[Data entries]
======

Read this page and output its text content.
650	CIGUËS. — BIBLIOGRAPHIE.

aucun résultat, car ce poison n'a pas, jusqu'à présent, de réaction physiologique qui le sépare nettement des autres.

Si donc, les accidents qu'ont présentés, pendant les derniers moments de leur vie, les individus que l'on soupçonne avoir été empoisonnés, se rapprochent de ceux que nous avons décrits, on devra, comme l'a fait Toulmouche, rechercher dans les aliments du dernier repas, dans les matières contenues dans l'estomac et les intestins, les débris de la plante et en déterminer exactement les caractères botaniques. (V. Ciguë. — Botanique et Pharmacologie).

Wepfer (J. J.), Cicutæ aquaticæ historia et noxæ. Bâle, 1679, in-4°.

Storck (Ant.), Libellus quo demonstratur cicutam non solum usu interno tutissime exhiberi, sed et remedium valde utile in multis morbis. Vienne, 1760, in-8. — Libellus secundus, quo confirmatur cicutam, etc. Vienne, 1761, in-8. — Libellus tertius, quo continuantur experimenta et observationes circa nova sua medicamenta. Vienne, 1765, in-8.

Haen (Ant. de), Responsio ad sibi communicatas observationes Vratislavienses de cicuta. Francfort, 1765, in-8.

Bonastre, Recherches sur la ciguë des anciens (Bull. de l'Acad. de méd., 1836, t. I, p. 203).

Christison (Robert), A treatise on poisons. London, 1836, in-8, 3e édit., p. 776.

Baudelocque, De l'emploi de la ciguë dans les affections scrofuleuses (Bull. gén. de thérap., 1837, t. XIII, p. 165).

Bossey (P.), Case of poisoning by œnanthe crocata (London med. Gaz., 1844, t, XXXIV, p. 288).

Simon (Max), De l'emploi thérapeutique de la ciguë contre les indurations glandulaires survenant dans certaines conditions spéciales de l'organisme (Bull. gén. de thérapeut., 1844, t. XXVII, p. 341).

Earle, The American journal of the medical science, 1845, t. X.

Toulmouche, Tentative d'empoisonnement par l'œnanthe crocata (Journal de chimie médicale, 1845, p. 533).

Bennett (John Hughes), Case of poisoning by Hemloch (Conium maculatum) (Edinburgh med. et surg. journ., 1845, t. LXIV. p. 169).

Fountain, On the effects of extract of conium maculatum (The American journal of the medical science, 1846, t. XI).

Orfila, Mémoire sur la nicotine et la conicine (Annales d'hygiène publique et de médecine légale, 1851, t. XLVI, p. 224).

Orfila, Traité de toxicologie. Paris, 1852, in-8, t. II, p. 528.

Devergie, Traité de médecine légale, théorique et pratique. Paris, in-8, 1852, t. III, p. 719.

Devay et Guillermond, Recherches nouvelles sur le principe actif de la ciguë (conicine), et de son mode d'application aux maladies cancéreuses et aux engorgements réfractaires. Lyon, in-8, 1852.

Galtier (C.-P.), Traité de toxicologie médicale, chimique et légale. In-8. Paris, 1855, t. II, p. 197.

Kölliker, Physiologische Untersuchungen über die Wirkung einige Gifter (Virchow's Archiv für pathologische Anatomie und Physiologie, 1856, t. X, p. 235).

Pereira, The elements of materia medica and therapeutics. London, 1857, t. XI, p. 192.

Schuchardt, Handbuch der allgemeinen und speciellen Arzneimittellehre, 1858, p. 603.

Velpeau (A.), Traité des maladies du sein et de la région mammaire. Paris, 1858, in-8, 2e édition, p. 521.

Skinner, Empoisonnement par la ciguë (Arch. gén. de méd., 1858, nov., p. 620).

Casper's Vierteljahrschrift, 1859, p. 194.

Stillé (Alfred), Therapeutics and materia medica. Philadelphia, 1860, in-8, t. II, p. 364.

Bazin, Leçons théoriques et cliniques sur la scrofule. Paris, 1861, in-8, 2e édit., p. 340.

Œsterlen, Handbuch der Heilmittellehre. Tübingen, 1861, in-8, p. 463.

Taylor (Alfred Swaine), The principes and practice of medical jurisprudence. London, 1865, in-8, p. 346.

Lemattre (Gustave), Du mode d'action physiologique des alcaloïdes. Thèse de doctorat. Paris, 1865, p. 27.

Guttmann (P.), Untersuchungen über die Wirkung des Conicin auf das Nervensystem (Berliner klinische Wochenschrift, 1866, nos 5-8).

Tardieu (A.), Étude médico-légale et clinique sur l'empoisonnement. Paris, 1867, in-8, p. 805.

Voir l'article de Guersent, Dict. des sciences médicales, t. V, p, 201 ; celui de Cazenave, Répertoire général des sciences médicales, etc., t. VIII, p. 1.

======

* Prompt
Copy out every line from the data above that has "über" in it.

* Task answer
Kölliker, Physiologische Untersuchungen über die Wirkung einige Gifter (Virchow's Archiv für pathologische Anatomie und Physiologie, 1856, t. X, p. 235).
Guttmann (P.), Untersuchungen über die Wirkung des Conicin auf das Nervensystem (Berliner klinische Wochenschrift, 1866, nos 5-8).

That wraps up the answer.